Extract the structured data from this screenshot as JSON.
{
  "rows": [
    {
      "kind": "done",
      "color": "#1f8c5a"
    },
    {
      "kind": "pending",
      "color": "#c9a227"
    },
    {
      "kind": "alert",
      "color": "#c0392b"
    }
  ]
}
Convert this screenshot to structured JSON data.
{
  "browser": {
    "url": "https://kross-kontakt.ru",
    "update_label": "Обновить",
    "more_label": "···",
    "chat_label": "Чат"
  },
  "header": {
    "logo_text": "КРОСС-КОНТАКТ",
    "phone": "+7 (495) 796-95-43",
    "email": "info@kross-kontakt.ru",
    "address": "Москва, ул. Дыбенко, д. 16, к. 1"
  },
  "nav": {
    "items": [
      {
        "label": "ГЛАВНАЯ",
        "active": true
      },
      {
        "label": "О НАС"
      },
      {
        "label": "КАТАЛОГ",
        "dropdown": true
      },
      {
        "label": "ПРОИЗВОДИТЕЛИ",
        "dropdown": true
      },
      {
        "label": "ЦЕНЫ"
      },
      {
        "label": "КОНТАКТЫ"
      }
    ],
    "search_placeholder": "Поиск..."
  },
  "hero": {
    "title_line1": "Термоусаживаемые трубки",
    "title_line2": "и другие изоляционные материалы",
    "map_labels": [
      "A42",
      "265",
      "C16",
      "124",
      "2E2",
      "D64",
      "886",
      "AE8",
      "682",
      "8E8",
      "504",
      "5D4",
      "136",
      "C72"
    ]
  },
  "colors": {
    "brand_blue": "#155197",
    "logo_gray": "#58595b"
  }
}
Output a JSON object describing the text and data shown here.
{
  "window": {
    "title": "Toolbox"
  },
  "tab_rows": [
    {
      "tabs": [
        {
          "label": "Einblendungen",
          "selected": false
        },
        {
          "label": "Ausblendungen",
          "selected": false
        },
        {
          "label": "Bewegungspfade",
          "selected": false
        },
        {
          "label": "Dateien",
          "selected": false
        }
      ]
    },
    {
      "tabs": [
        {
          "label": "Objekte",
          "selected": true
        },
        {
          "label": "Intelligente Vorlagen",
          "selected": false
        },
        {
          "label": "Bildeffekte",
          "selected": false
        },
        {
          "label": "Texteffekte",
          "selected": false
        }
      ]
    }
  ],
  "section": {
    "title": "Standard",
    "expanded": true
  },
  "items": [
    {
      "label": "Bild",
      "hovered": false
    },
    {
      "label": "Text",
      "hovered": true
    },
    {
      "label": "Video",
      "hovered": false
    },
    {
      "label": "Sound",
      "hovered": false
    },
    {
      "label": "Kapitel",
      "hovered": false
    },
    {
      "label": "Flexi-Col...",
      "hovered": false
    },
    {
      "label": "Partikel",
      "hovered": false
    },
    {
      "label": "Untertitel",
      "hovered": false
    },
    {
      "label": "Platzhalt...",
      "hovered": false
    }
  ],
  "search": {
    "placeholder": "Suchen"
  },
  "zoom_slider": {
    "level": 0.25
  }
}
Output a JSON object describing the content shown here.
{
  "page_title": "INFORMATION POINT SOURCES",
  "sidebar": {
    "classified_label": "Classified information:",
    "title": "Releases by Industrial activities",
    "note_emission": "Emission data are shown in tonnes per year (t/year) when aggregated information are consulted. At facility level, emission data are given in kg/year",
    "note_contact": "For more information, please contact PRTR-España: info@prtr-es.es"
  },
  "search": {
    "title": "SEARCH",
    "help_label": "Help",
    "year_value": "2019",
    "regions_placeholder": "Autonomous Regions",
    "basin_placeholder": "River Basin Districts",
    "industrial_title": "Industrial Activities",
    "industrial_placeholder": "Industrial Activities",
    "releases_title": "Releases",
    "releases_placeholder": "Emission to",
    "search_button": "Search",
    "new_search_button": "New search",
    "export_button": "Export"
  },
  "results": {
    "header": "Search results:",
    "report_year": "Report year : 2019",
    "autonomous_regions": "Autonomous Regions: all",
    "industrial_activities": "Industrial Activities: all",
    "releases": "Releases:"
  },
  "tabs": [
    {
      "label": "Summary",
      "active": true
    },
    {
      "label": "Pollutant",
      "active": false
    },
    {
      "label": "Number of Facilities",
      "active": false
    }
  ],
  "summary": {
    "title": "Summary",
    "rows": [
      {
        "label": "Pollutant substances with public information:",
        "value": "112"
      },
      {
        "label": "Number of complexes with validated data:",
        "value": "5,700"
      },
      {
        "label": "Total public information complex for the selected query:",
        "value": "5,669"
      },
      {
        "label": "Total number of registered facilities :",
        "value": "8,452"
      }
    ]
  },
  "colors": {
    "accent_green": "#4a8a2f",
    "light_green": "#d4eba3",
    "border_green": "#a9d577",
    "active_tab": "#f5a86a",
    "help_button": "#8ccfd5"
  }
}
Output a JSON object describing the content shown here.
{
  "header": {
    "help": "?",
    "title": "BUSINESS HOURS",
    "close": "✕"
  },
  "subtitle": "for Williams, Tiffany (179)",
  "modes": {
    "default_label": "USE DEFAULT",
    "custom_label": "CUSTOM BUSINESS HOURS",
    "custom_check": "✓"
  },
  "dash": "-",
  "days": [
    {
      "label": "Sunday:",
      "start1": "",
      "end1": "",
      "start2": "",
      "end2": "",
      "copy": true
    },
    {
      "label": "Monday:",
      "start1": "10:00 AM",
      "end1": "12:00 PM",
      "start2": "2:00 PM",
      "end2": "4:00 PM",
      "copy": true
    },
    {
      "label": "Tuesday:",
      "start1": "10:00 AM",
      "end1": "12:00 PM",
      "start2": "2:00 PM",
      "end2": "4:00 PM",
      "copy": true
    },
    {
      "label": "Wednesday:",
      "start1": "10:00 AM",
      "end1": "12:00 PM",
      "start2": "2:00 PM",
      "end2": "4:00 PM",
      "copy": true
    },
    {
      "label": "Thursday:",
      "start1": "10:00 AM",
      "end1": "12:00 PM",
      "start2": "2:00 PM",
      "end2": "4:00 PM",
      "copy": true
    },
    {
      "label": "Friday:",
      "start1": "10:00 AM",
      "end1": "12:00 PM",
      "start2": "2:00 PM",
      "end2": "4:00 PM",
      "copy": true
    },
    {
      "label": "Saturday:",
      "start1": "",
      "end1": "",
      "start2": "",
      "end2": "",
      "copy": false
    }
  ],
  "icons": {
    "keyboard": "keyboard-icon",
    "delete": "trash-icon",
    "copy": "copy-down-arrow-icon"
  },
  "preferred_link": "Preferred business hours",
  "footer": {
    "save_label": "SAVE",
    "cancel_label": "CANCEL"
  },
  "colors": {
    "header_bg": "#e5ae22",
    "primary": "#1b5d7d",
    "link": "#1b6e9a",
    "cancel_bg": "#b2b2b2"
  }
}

..............................

WHAT IS ASKED
Using the listing above, pick out each line that contains the word "kross", then copy it.

REPLY TO THE EXERCISE
    "url": "https://kross-kontakt.ru",
    "email": "info@kross-kontakt.ru",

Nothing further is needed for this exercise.